Aim:
Separate out the lines that hold "davinci".
------------------------
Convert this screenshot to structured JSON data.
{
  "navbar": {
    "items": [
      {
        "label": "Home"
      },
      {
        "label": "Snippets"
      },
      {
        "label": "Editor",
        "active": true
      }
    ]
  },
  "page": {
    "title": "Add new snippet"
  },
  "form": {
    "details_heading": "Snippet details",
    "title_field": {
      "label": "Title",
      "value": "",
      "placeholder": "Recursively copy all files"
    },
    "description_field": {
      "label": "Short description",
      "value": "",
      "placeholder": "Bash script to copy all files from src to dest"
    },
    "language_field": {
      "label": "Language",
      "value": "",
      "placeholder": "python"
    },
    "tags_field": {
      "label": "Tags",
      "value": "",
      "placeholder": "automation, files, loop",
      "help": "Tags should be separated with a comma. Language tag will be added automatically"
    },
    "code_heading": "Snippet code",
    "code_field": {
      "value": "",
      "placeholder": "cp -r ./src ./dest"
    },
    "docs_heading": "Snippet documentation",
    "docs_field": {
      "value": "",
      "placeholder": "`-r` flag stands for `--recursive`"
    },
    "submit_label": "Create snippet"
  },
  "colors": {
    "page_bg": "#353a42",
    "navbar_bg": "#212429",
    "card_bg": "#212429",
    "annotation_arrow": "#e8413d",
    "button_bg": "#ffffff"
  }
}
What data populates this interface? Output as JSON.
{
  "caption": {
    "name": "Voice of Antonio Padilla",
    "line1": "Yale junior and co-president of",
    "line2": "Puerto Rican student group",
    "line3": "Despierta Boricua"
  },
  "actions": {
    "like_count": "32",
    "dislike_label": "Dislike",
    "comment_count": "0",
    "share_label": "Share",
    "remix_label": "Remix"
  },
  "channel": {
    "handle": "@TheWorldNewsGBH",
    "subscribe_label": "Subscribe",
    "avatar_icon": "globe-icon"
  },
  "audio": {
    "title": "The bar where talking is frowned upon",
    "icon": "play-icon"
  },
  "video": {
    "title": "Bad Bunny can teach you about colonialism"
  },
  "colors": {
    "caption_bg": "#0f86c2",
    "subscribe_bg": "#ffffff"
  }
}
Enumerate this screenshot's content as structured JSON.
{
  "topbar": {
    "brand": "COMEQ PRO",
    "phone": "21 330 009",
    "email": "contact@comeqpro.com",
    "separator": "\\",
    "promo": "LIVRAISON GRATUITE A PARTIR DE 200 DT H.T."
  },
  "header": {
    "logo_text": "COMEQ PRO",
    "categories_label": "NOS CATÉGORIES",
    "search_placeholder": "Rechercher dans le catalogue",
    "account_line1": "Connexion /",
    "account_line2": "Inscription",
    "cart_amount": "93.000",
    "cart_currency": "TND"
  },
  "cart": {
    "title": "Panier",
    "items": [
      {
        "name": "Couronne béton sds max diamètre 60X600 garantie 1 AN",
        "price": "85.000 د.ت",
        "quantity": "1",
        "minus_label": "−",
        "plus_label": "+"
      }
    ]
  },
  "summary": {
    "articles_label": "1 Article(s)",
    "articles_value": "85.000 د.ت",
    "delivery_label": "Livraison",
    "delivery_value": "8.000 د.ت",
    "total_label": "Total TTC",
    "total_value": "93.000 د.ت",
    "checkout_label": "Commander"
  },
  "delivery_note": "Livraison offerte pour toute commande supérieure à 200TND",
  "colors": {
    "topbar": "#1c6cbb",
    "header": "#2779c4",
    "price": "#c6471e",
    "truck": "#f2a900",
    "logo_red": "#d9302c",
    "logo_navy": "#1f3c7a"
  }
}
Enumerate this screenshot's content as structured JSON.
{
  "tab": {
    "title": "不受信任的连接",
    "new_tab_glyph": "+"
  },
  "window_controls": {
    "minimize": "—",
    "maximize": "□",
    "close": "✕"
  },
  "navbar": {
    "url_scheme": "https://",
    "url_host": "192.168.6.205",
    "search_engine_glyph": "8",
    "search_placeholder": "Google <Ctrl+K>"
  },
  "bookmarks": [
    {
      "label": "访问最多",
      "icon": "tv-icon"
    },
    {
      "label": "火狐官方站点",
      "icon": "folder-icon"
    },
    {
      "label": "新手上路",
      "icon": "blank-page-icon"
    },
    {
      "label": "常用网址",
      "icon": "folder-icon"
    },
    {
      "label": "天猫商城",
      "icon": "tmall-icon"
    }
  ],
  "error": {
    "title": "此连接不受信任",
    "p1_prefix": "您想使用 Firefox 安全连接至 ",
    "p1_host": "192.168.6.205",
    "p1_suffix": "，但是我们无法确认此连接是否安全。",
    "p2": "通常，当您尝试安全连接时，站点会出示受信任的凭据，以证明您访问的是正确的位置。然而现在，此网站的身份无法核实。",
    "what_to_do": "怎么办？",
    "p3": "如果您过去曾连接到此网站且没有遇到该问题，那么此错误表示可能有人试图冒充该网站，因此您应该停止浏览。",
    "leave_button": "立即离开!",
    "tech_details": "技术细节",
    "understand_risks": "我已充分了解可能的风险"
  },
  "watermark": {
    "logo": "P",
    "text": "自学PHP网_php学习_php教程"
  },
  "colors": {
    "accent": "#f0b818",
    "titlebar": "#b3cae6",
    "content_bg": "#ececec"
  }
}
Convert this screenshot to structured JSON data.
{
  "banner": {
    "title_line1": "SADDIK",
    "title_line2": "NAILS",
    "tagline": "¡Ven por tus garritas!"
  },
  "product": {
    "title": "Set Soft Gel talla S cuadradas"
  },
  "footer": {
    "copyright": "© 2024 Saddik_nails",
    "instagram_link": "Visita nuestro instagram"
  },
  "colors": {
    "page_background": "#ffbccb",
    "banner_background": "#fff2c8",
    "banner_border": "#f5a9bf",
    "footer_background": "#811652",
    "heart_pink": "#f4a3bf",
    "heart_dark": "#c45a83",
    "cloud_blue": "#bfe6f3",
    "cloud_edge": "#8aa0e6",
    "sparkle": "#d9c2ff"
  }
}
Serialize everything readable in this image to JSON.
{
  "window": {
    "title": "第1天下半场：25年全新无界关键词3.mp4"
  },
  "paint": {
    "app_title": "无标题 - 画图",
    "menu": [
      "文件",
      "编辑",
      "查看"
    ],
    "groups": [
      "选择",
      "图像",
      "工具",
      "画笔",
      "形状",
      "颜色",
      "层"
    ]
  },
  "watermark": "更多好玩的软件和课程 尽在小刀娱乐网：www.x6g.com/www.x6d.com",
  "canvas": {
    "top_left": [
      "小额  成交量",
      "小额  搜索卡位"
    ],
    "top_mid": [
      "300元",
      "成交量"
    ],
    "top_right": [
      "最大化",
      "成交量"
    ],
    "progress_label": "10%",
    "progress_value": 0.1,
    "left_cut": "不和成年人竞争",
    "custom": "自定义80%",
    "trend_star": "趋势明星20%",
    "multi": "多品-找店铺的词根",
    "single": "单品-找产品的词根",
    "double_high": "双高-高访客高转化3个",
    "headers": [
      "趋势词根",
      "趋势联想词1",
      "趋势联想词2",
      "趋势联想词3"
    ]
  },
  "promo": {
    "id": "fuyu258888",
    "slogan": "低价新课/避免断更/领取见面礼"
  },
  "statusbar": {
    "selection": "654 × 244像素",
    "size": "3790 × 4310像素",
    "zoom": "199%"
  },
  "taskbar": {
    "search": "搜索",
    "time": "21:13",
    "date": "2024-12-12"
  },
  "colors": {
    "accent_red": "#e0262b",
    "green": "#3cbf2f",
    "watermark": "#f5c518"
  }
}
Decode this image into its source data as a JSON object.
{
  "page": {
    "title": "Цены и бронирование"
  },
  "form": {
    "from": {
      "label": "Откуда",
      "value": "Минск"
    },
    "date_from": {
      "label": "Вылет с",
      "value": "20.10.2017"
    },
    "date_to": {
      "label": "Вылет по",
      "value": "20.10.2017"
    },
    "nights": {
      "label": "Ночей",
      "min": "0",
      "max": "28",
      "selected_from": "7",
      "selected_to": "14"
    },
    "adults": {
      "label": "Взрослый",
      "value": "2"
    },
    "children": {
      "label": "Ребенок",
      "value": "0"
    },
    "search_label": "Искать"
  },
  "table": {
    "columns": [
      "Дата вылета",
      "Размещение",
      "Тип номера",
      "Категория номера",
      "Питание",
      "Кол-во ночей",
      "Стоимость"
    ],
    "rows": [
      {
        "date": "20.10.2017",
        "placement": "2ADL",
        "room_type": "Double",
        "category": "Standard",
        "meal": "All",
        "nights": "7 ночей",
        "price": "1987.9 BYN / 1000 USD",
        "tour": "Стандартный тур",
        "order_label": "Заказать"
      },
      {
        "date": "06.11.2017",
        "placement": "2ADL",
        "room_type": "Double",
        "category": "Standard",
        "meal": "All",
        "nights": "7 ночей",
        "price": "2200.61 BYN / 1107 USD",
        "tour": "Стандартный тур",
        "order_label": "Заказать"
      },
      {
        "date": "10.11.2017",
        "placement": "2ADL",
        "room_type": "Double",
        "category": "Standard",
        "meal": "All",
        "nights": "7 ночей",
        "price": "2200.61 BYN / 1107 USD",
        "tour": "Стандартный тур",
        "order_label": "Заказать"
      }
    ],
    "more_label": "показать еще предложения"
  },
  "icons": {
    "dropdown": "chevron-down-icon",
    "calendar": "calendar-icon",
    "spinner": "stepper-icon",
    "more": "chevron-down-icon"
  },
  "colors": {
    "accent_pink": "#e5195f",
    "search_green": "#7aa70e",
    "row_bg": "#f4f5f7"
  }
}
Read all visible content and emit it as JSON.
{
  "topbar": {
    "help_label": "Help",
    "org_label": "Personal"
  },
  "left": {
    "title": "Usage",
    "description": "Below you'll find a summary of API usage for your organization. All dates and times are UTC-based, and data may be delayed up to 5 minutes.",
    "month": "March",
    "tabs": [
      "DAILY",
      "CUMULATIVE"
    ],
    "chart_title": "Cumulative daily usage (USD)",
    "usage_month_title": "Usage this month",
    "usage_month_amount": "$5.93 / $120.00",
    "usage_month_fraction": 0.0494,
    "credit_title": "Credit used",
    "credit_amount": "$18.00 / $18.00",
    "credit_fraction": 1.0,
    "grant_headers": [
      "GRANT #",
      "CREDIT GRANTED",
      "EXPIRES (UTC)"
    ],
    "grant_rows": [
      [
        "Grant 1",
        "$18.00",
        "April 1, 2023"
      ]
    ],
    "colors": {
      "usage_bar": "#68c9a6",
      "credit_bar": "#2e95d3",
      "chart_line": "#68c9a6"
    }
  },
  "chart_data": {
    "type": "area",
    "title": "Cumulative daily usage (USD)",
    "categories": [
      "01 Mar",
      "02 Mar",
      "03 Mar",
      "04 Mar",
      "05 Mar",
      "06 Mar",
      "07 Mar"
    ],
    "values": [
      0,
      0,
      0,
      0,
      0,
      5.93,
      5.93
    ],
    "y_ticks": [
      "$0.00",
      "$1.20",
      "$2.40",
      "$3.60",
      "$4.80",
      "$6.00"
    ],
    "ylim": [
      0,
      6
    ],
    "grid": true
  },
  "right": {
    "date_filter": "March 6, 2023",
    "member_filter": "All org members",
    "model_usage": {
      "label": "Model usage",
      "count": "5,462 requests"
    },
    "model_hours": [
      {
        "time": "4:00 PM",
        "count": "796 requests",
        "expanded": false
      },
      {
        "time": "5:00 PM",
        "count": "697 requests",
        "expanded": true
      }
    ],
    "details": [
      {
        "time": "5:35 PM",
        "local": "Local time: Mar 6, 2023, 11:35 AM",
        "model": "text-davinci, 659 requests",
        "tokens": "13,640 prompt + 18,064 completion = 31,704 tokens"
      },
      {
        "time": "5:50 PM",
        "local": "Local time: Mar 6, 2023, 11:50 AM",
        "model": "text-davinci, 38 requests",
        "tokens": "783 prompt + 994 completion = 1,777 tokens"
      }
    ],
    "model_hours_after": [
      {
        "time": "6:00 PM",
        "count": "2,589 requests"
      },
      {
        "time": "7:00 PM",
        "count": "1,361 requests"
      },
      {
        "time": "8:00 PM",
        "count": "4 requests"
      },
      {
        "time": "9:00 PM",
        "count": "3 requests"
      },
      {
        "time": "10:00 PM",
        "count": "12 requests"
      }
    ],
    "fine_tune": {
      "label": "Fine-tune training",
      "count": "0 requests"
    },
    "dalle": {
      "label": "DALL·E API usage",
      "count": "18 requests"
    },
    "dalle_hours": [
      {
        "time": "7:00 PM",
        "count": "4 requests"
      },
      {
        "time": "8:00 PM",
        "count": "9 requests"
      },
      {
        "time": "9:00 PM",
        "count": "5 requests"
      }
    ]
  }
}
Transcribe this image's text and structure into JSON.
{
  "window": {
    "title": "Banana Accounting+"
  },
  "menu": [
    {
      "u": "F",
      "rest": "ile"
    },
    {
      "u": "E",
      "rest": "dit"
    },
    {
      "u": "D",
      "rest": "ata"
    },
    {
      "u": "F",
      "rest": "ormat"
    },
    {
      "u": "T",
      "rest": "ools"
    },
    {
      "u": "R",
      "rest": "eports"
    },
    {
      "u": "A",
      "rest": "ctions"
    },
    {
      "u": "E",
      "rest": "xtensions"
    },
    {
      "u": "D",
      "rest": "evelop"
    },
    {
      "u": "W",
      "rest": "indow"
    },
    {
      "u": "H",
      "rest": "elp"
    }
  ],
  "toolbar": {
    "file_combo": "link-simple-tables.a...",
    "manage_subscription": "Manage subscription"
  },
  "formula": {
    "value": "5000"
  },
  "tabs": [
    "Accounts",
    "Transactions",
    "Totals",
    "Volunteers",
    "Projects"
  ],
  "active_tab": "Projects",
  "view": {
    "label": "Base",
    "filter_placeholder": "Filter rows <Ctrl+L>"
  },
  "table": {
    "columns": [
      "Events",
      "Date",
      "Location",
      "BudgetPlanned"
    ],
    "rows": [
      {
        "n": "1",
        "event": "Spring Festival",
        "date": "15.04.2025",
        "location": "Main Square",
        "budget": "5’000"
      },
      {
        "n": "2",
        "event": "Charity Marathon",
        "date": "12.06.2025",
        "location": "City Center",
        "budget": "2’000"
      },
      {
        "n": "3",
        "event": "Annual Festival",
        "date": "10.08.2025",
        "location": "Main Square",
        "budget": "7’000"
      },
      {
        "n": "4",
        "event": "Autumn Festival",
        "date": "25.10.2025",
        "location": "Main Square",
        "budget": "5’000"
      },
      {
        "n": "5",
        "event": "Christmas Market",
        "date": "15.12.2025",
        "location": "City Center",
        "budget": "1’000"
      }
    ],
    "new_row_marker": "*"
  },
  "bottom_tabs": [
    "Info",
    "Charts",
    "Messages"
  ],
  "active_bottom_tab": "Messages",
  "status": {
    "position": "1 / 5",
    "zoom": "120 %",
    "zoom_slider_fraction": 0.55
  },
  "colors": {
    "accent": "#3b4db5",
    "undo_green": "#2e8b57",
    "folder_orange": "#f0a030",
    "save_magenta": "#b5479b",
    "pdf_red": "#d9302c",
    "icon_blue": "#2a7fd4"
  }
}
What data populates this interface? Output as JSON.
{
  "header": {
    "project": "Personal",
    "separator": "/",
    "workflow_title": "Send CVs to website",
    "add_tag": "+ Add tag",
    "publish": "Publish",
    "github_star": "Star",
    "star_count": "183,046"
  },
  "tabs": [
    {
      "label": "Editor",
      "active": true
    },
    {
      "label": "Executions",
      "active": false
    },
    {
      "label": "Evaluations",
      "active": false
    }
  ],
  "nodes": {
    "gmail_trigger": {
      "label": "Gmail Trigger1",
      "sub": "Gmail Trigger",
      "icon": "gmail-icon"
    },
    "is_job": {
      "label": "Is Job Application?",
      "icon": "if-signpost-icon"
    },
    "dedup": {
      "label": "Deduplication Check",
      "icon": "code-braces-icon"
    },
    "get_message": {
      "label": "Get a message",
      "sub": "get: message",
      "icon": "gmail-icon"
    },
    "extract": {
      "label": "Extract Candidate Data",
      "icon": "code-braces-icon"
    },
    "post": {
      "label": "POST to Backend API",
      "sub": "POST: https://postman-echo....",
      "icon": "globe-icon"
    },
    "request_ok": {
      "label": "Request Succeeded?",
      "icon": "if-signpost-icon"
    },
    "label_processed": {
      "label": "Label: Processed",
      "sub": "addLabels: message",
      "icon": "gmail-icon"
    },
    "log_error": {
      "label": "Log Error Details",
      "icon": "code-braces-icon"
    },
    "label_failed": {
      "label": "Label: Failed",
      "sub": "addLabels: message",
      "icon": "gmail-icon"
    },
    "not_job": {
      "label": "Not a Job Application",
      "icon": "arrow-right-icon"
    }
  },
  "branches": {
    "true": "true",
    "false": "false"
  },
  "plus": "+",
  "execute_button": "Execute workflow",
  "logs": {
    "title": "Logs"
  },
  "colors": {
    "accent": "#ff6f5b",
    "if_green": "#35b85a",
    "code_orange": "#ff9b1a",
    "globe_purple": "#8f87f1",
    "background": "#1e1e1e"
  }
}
------------------------
Response:
        "model": "text-davinci, 659 requests",
        "model": "text-davinci, 38 requests",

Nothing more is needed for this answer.